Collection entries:
——

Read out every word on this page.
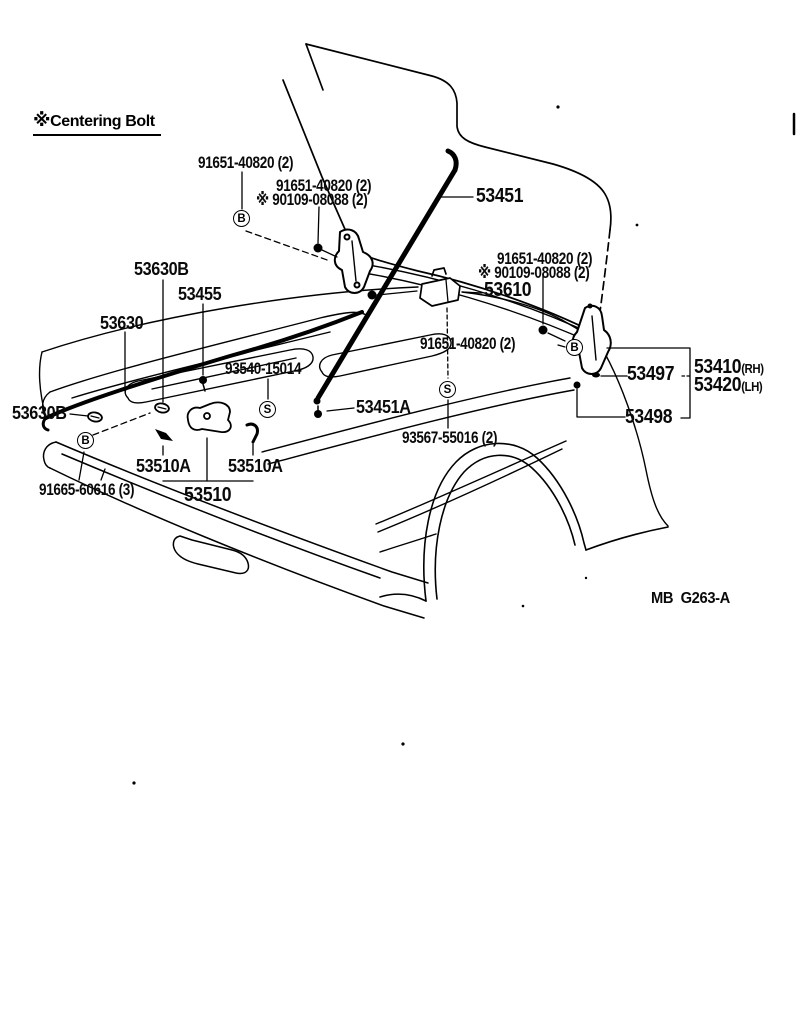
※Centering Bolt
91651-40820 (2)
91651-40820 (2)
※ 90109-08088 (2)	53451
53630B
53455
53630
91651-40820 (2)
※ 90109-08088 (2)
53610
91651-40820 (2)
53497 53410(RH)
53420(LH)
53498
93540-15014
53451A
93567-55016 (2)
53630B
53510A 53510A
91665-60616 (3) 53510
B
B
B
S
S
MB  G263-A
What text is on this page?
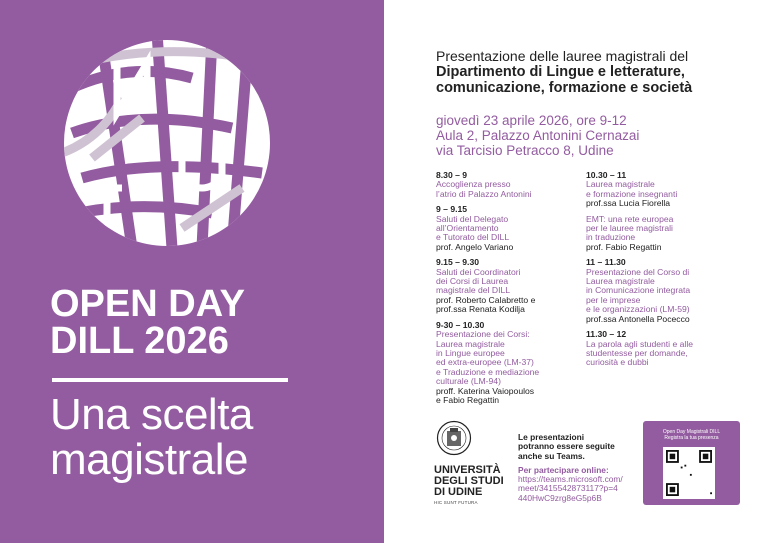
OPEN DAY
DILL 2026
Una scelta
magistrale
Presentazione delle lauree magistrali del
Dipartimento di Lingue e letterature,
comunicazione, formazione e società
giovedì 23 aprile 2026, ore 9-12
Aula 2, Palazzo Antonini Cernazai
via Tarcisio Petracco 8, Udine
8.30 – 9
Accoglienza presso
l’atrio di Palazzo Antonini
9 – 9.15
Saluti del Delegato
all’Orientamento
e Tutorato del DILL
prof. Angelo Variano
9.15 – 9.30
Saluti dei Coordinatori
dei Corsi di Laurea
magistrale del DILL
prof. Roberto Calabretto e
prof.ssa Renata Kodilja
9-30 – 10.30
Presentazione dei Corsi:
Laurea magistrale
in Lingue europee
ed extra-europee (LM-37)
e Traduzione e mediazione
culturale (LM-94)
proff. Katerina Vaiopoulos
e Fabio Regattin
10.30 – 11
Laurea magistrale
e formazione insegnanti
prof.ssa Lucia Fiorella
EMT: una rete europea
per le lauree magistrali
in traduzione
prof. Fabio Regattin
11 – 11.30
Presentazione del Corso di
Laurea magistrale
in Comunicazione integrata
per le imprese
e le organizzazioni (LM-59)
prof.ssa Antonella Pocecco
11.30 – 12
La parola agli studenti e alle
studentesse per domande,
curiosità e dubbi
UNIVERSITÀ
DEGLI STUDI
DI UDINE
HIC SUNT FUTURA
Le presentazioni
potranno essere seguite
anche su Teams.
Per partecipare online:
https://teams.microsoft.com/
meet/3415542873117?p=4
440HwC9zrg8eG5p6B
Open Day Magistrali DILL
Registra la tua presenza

——

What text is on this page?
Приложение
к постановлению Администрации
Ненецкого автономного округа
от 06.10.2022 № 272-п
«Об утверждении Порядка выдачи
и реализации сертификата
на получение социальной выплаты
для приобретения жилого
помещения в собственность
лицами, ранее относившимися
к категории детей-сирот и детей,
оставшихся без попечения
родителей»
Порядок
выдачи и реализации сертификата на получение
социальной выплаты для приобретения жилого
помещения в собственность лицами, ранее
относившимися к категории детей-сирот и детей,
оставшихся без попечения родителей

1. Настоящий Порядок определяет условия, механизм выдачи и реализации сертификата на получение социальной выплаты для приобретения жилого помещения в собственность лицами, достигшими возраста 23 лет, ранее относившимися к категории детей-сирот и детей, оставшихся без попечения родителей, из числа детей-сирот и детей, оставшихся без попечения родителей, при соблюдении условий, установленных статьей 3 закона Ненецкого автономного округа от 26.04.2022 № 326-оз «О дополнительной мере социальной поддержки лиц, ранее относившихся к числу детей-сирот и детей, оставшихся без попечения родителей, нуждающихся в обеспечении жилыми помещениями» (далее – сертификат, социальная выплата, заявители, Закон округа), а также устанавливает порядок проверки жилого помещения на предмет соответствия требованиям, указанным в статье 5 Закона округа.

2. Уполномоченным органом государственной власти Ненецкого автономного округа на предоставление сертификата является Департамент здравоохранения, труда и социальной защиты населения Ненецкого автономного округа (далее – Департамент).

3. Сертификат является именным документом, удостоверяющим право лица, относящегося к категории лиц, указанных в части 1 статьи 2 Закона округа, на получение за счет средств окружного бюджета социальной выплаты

——

• Exercise aim: For the data above, state only how many lines include the word "Lingue".

• Answer to this exercise: 2